** Begin RECORDS FOR THE EXERCISE **

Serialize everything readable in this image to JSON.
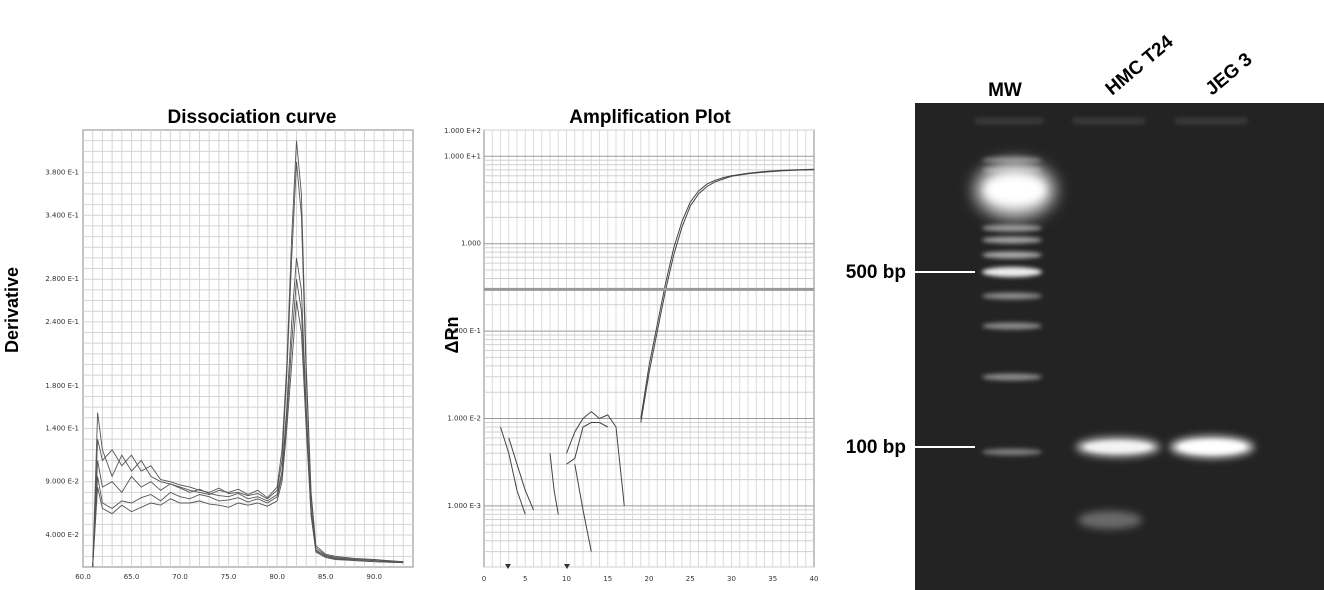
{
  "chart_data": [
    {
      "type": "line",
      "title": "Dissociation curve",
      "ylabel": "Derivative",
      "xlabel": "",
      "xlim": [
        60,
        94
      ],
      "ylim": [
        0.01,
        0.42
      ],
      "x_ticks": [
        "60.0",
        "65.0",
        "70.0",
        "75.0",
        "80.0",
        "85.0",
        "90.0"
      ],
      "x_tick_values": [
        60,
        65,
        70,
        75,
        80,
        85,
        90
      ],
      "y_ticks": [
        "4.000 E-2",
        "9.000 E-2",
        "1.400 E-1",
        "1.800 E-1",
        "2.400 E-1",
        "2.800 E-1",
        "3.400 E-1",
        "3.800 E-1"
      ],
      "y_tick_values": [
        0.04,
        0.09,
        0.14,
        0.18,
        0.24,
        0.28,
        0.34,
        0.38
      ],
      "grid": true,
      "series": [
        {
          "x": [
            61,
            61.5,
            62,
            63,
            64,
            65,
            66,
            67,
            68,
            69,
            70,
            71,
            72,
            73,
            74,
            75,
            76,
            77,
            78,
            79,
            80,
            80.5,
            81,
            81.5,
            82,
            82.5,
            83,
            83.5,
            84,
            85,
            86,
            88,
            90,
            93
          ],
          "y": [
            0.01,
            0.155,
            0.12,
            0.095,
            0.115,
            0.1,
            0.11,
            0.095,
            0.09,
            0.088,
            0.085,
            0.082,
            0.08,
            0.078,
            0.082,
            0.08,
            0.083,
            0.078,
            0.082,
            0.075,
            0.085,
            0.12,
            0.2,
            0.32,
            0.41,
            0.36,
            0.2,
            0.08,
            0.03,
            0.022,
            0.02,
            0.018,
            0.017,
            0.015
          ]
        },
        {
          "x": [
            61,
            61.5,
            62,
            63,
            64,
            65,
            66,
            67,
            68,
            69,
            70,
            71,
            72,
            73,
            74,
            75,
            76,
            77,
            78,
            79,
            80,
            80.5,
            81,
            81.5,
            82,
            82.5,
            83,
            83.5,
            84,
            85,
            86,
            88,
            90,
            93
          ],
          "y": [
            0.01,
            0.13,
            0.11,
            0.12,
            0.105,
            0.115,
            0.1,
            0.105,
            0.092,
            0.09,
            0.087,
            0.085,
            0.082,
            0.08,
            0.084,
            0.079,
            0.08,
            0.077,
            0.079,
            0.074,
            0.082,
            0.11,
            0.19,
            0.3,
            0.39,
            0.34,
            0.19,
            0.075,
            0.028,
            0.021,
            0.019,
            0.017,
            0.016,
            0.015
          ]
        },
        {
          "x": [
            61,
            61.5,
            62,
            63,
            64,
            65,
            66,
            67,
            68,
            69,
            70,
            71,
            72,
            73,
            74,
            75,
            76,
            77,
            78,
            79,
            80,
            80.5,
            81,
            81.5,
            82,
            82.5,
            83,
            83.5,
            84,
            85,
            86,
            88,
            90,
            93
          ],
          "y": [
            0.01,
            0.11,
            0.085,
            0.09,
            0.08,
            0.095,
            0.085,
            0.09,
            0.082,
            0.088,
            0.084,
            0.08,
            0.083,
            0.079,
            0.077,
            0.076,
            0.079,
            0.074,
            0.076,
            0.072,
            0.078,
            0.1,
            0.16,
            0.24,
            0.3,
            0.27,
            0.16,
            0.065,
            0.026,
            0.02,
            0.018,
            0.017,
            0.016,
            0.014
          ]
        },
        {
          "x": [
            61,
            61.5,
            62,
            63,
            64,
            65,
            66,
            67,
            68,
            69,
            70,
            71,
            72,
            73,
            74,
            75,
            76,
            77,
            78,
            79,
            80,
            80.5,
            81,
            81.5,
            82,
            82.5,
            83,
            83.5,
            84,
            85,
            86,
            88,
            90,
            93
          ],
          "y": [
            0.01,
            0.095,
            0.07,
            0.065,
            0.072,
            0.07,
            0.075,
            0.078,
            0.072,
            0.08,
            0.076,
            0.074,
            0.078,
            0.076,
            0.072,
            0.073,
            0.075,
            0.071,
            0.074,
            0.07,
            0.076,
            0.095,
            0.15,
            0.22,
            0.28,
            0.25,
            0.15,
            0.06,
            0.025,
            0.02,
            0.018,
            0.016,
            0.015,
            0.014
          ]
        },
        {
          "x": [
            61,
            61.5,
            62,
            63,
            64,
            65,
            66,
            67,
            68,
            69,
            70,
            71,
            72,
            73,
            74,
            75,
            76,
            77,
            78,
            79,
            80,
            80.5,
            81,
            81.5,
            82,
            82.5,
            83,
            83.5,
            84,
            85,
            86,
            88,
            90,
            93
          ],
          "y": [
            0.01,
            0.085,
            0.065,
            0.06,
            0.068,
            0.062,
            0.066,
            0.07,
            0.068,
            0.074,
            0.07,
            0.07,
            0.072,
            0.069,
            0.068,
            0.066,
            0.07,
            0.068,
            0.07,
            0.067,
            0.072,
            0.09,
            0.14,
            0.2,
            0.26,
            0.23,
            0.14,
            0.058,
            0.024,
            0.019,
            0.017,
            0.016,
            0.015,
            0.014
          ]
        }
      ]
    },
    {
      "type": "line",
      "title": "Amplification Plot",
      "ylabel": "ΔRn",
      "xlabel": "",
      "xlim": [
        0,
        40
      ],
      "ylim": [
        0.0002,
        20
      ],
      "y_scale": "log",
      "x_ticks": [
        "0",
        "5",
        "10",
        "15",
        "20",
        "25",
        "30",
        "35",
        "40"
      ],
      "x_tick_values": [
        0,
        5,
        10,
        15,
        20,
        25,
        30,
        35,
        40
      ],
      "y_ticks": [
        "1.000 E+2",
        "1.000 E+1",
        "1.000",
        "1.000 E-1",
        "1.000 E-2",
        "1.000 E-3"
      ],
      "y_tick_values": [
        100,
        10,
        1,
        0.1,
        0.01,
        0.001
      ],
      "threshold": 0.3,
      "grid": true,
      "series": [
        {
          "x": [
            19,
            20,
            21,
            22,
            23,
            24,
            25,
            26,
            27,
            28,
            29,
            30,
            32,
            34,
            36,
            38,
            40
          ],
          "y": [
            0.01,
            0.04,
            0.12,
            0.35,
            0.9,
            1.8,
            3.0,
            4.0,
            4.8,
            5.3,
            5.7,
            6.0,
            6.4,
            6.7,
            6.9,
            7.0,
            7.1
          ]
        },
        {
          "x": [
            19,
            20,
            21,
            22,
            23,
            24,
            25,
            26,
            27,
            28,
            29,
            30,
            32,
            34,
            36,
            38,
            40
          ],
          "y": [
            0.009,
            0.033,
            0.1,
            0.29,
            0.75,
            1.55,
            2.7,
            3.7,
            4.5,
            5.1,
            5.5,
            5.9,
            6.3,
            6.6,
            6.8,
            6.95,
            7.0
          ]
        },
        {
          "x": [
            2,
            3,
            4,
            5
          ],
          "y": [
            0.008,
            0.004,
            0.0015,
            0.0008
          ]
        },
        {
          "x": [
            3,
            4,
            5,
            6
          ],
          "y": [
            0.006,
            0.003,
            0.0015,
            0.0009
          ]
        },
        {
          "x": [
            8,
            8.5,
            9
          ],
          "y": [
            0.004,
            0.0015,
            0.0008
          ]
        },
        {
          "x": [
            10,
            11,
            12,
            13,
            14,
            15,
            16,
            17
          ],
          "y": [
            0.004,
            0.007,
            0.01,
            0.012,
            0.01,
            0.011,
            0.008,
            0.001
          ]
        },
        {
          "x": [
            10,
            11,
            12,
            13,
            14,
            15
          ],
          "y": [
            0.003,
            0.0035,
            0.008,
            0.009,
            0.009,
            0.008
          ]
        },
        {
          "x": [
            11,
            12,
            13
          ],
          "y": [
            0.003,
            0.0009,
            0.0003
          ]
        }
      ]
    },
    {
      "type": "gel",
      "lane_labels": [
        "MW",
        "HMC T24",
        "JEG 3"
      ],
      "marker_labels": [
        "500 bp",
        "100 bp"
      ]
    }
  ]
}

** End RECORDS FOR THE EXERCISE **
** Begin RECORDS FOR THE EXERCISE **

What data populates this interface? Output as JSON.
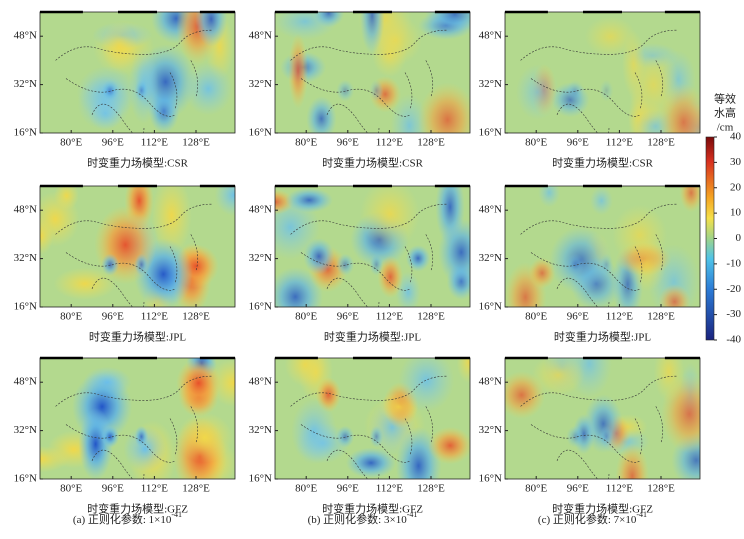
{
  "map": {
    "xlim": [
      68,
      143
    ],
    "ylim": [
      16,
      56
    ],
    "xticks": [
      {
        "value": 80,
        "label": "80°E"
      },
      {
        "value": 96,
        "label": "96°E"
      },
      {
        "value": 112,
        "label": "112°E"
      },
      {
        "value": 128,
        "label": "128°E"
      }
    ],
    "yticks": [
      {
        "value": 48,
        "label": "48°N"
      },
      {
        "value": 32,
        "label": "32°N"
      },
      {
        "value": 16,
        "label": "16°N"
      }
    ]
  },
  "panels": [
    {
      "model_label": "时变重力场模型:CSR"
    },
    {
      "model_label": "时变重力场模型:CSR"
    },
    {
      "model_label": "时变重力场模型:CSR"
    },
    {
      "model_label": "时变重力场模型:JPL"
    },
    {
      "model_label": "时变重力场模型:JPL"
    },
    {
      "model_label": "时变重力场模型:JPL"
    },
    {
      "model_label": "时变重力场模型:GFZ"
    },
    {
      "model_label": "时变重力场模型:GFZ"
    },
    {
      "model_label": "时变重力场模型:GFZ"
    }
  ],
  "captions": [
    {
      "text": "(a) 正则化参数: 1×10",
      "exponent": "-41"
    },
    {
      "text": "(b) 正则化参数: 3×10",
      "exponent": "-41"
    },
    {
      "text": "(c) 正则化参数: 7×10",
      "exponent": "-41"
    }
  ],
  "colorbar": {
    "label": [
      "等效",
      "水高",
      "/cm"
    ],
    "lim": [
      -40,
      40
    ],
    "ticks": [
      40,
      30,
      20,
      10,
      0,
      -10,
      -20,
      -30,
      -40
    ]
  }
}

** End RECORDS FOR THE EXERCISE **

Determine how many lines contain the word "text" and reply with that number alone.

3